Written request =>
From the material below, list every line containing "Rejected".

-- START OF Exercise inputs --

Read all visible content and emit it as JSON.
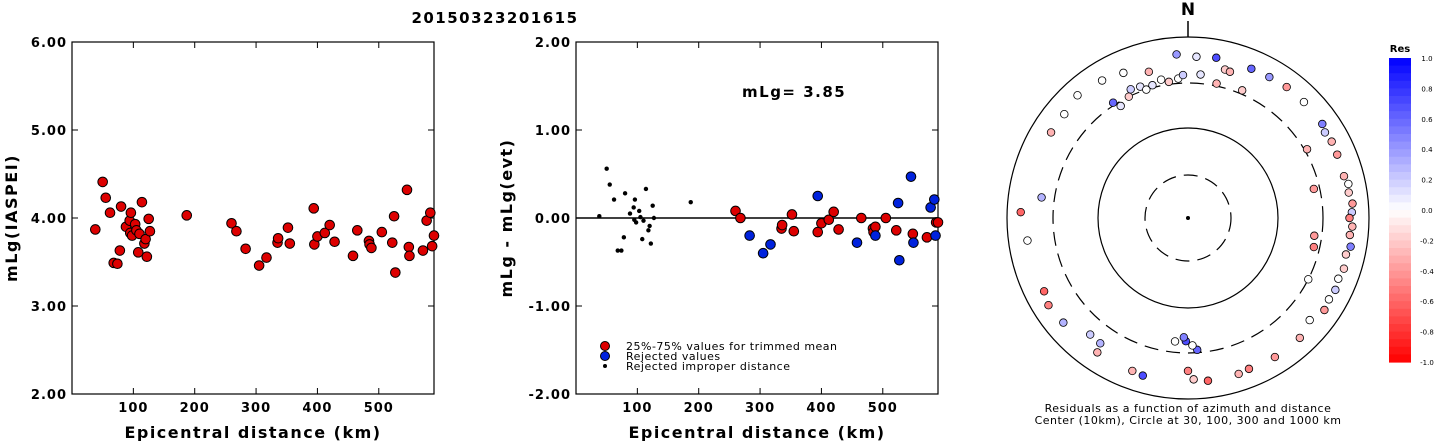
{
  "title": "20150323201615",
  "chart_data": [
    {
      "type": "scatter",
      "xlabel": "Epicentral distance (km)",
      "ylabel": "mLg(IASPEI)",
      "xlim": [
        0,
        590
      ],
      "ylim": [
        2.0,
        6.0
      ],
      "x_ticks": [
        "100",
        "200",
        "300",
        "400",
        "500"
      ],
      "y_ticks": [
        "2.00",
        "3.00",
        "4.00",
        "5.00",
        "6.00"
      ],
      "grid": false,
      "series": [
        {
          "color": "#dd0000",
          "points": [
            [
              38,
              3.87
            ],
            [
              50,
              4.41
            ],
            [
              55,
              4.23
            ],
            [
              62,
              4.06
            ],
            [
              68,
              3.49
            ],
            [
              74,
              3.48
            ],
            [
              78,
              3.63
            ],
            [
              80,
              4.13
            ],
            [
              88,
              3.9
            ],
            [
              94,
              3.97
            ],
            [
              95,
              3.83
            ],
            [
              96,
              4.06
            ],
            [
              98,
              3.8
            ],
            [
              103,
              3.93
            ],
            [
              105,
              3.86
            ],
            [
              108,
              3.61
            ],
            [
              110,
              3.82
            ],
            [
              114,
              4.18
            ],
            [
              118,
              3.71
            ],
            [
              120,
              3.76
            ],
            [
              122,
              3.56
            ],
            [
              125,
              3.99
            ],
            [
              127,
              3.85
            ],
            [
              187,
              4.03
            ],
            [
              260,
              3.94
            ],
            [
              268,
              3.85
            ],
            [
              283,
              3.65
            ],
            [
              305,
              3.46
            ],
            [
              317,
              3.55
            ],
            [
              335,
              3.72
            ],
            [
              336,
              3.77
            ],
            [
              352,
              3.89
            ],
            [
              355,
              3.71
            ],
            [
              394,
              4.11
            ],
            [
              395,
              3.7
            ],
            [
              400,
              3.79
            ],
            [
              412,
              3.83
            ],
            [
              420,
              3.92
            ],
            [
              428,
              3.73
            ],
            [
              458,
              3.57
            ],
            [
              465,
              3.86
            ],
            [
              484,
              3.74
            ],
            [
              485,
              3.7
            ],
            [
              488,
              3.66
            ],
            [
              505,
              3.84
            ],
            [
              522,
              3.72
            ],
            [
              525,
              4.02
            ],
            [
              527,
              3.38
            ],
            [
              546,
              4.32
            ],
            [
              549,
              3.67
            ],
            [
              550,
              3.57
            ],
            [
              572,
              3.63
            ],
            [
              578,
              3.97
            ],
            [
              584,
              4.06
            ],
            [
              587,
              3.68
            ],
            [
              590,
              3.8
            ]
          ]
        }
      ]
    },
    {
      "type": "scatter",
      "xlabel": "Epicentral distance (km)",
      "ylabel": "mLg - mLg(evt)",
      "annotation": "mLg= 3.85",
      "xlim": [
        0,
        590
      ],
      "ylim": [
        -2.0,
        2.0
      ],
      "x_ticks": [
        "100",
        "200",
        "300",
        "400",
        "500"
      ],
      "y_ticks": [
        "-2.00",
        "-1.00",
        "0.00",
        "1.00",
        "2.00"
      ],
      "reference_line": 0.0,
      "legend": [
        "25%-75% values for trimmed mean",
        "Rejected values",
        "Rejected improper distance"
      ],
      "legend_position": "bottom-left",
      "series": [
        {
          "marker": "red-circle",
          "color": "#dd0000",
          "points": [
            [
              260,
              0.08
            ],
            [
              268,
              0.0
            ],
            [
              335,
              -0.12
            ],
            [
              336,
              -0.08
            ],
            [
              352,
              0.04
            ],
            [
              355,
              -0.15
            ],
            [
              394,
              -0.16
            ],
            [
              400,
              -0.06
            ],
            [
              412,
              -0.02
            ],
            [
              420,
              0.07
            ],
            [
              428,
              -0.13
            ],
            [
              465,
              0.0
            ],
            [
              484,
              -0.12
            ],
            [
              485,
              -0.16
            ],
            [
              488,
              -0.1
            ],
            [
              505,
              0.0
            ],
            [
              522,
              -0.14
            ],
            [
              549,
              -0.18
            ],
            [
              572,
              -0.22
            ],
            [
              587,
              -0.05
            ],
            [
              590,
              -0.05
            ]
          ]
        },
        {
          "marker": "blue-circle",
          "color": "#0022dd",
          "points": [
            [
              283,
              -0.2
            ],
            [
              305,
              -0.4
            ],
            [
              317,
              -0.3
            ],
            [
              394,
              0.25
            ],
            [
              458,
              -0.28
            ],
            [
              488,
              -0.2
            ],
            [
              525,
              0.17
            ],
            [
              527,
              -0.48
            ],
            [
              546,
              0.47
            ],
            [
              550,
              -0.28
            ],
            [
              578,
              0.12
            ],
            [
              584,
              0.21
            ],
            [
              586,
              -0.2
            ]
          ]
        },
        {
          "marker": "black-dot",
          "color": "#000000",
          "points": [
            [
              38,
              0.02
            ],
            [
              50,
              0.56
            ],
            [
              55,
              0.38
            ],
            [
              62,
              0.21
            ],
            [
              68,
              -0.37
            ],
            [
              74,
              -0.37
            ],
            [
              78,
              -0.22
            ],
            [
              80,
              0.28
            ],
            [
              88,
              0.05
            ],
            [
              94,
              0.12
            ],
            [
              95,
              -0.02
            ],
            [
              96,
              0.21
            ],
            [
              98,
              -0.05
            ],
            [
              103,
              0.08
            ],
            [
              105,
              0.01
            ],
            [
              108,
              -0.24
            ],
            [
              110,
              -0.03
            ],
            [
              114,
              0.33
            ],
            [
              118,
              -0.14
            ],
            [
              120,
              -0.09
            ],
            [
              122,
              -0.29
            ],
            [
              125,
              0.14
            ],
            [
              127,
              0.0
            ],
            [
              187,
              0.18
            ]
          ]
        }
      ]
    },
    {
      "type": "scatter",
      "subtype": "polar residual map",
      "north_label": "N",
      "caption_line1": "Residuals as a function of azimuth and distance",
      "caption_line2": "Center (10km), Circle at 30, 100, 300 and 1000 km",
      "colorbar_title": "Res",
      "colorbar_ticks": [
        "1.0",
        "0.8",
        "0.6",
        "0.4",
        "0.2",
        "0.0",
        "-0.2",
        "-0.4",
        "-0.6",
        "-0.8",
        "-1.0"
      ],
      "colorbar_range": [
        -1.0,
        1.0
      ],
      "rings_km": [
        30,
        100,
        300,
        1000
      ],
      "points_residual": [
        {
          "az": 3,
          "dist": 600,
          "res": 0.1
        },
        {
          "az": 10,
          "dist": 620,
          "res": 0.7
        },
        {
          "az": 356,
          "dist": 640,
          "res": 0.4
        },
        {
          "az": 14,
          "dist": 480,
          "res": -0.2
        },
        {
          "az": 16,
          "dist": 470,
          "res": -0.3
        },
        {
          "az": 23,
          "dist": 610,
          "res": 0.6
        },
        {
          "az": 30,
          "dist": 620,
          "res": 0.4
        },
        {
          "az": 37,
          "dist": 640,
          "res": -0.4
        },
        {
          "az": 45,
          "dist": 640,
          "res": 0.0
        },
        {
          "az": 55,
          "dist": 640,
          "res": 0.5
        },
        {
          "az": 58,
          "dist": 600,
          "res": 0.2
        },
        {
          "az": 62,
          "dist": 620,
          "res": -0.3
        },
        {
          "az": 67,
          "dist": 610,
          "res": -0.4
        },
        {
          "az": 75,
          "dist": 600,
          "res": -0.3
        },
        {
          "az": 78,
          "dist": 640,
          "res": 0.0
        },
        {
          "az": 81,
          "dist": 620,
          "res": -0.2
        },
        {
          "az": 85,
          "dist": 660,
          "res": -0.4
        },
        {
          "az": 88,
          "dist": 640,
          "res": 0.2
        },
        {
          "az": 90,
          "dist": 600,
          "res": -0.5
        },
        {
          "az": 93,
          "dist": 650,
          "res": -0.3
        },
        {
          "az": 96,
          "dist": 620,
          "res": -0.3
        },
        {
          "az": 100,
          "dist": 660,
          "res": 0.5
        },
        {
          "az": 103,
          "dist": 610,
          "res": -0.2
        },
        {
          "az": 108,
          "dist": 640,
          "res": -0.2
        },
        {
          "az": 112,
          "dist": 610,
          "res": 0.0
        },
        {
          "az": 116,
          "dist": 640,
          "res": 0.2
        },
        {
          "az": 120,
          "dist": 620,
          "res": 0.0
        },
        {
          "az": 124,
          "dist": 650,
          "res": -0.4
        },
        {
          "az": 130,
          "dist": 560,
          "res": 0.0
        },
        {
          "az": 137,
          "dist": 640,
          "res": -0.3
        },
        {
          "az": 148,
          "dist": 640,
          "res": -0.4
        },
        {
          "az": 158,
          "dist": 620,
          "res": -0.5
        },
        {
          "az": 162,
          "dist": 640,
          "res": -0.3
        },
        {
          "az": 173,
          "dist": 640,
          "res": -0.6
        },
        {
          "az": 178,
          "dist": 600,
          "res": -0.2
        },
        {
          "az": 180,
          "dist": 480,
          "res": -0.5
        },
        {
          "az": 176,
          "dist": 280,
          "res": 0.6
        },
        {
          "az": 178,
          "dist": 250,
          "res": 0.0
        },
        {
          "az": 181,
          "dist": 225,
          "res": 0.7
        },
        {
          "az": 182,
          "dist": 205,
          "res": 0.5
        },
        {
          "az": 186,
          "dist": 230,
          "res": 0.0
        },
        {
          "az": 196,
          "dist": 640,
          "res": 0.7
        },
        {
          "az": 200,
          "dist": 620,
          "res": -0.3
        },
        {
          "az": 214,
          "dist": 610,
          "res": -0.3
        },
        {
          "az": 215,
          "dist": 480,
          "res": 0.3
        },
        {
          "az": 220,
          "dist": 470,
          "res": 0.2
        },
        {
          "az": 230,
          "dist": 620,
          "res": 0.3
        },
        {
          "az": 238,
          "dist": 650,
          "res": -0.5
        },
        {
          "az": 243,
          "dist": 600,
          "res": -0.6
        },
        {
          "az": 262,
          "dist": 610,
          "res": 0.0
        },
        {
          "az": 272,
          "dist": 700,
          "res": -0.6
        },
        {
          "az": 278,
          "dist": 420,
          "res": 0.3
        },
        {
          "az": 302,
          "dist": 600,
          "res": -0.3
        },
        {
          "az": 310,
          "dist": 600,
          "res": 0.0
        },
        {
          "az": 318,
          "dist": 660,
          "res": 0.0
        },
        {
          "az": 328,
          "dist": 610,
          "res": 0.0
        },
        {
          "az": 336,
          "dist": 560,
          "res": 0.0
        },
        {
          "az": 327,
          "dist": 320,
          "res": 0.6
        },
        {
          "az": 329,
          "dist": 270,
          "res": 0.1
        },
        {
          "az": 334,
          "dist": 300,
          "res": -0.2
        },
        {
          "az": 336,
          "dist": 350,
          "res": 0.2
        },
        {
          "az": 340,
          "dist": 340,
          "res": 0.1
        },
        {
          "az": 342,
          "dist": 300,
          "res": 0.0
        },
        {
          "az": 345,
          "dist": 320,
          "res": 0.1
        },
        {
          "az": 349,
          "dist": 350,
          "res": 0.0
        },
        {
          "az": 352,
          "dist": 320,
          "res": -0.2
        },
        {
          "az": 356,
          "dist": 340,
          "res": 0.0
        },
        {
          "az": 358,
          "dist": 370,
          "res": 0.2
        },
        {
          "az": 60,
          "dist": 320,
          "res": -0.3
        },
        {
          "az": 77,
          "dist": 260,
          "res": -0.4
        },
        {
          "az": 98,
          "dist": 250,
          "res": -0.4
        },
        {
          "az": 103,
          "dist": 260,
          "res": -0.5
        },
        {
          "az": 117,
          "dist": 300,
          "res": 0.0
        },
        {
          "az": 12,
          "dist": 320,
          "res": -0.3
        },
        {
          "az": 23,
          "dist": 330,
          "res": -0.2
        },
        {
          "az": 345,
          "dist": 460,
          "res": -0.3
        },
        {
          "az": 5,
          "dist": 380,
          "res": 0.1
        }
      ]
    }
  ]
}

-- END OF Exercise inputs --

Full output =>
        "Rejected values",
        "Rejected improper distance"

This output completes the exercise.